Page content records

- - -

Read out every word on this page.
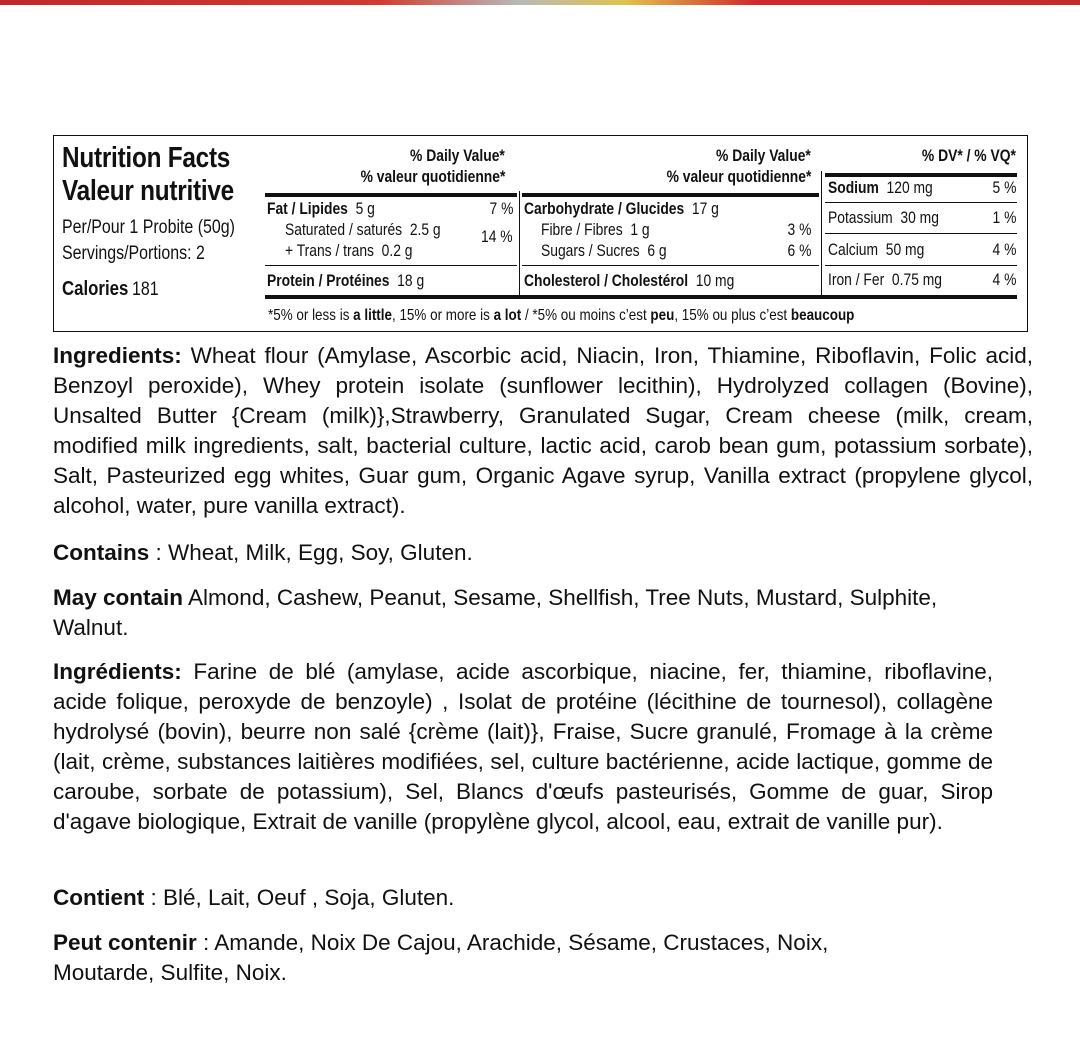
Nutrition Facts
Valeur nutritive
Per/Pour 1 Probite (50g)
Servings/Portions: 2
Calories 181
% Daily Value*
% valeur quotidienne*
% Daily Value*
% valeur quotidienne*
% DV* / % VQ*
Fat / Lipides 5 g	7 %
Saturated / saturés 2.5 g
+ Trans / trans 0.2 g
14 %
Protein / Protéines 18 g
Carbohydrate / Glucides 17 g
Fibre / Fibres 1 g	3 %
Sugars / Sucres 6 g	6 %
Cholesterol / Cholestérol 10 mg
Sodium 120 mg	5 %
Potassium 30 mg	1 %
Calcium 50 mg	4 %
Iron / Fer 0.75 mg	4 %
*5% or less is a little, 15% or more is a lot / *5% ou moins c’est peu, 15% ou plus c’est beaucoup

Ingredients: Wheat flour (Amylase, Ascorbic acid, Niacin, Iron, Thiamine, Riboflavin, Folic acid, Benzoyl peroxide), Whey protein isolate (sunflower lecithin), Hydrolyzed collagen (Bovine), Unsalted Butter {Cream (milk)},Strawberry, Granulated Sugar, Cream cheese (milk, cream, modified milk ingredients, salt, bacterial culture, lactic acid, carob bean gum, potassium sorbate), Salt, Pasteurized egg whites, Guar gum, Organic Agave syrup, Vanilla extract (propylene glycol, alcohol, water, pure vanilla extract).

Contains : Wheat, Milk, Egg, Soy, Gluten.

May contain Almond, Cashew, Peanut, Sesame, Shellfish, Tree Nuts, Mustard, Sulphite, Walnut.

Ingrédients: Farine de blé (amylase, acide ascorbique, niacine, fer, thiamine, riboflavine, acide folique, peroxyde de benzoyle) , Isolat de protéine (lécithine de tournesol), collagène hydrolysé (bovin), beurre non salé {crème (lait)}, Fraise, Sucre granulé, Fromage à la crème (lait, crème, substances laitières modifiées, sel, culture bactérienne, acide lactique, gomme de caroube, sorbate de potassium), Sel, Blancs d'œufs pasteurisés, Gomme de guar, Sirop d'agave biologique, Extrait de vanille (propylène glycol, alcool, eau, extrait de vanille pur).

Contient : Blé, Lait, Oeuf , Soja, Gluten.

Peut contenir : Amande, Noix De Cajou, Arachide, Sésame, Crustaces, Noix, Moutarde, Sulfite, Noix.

- - -

Above are the entries; copy out every line among them that contains the word "Gluten".

Answer below =
Contains : Wheat, Milk, Egg, Soy, Gluten.
Contient : Blé, Lait, Oeuf , Soja, Gluten.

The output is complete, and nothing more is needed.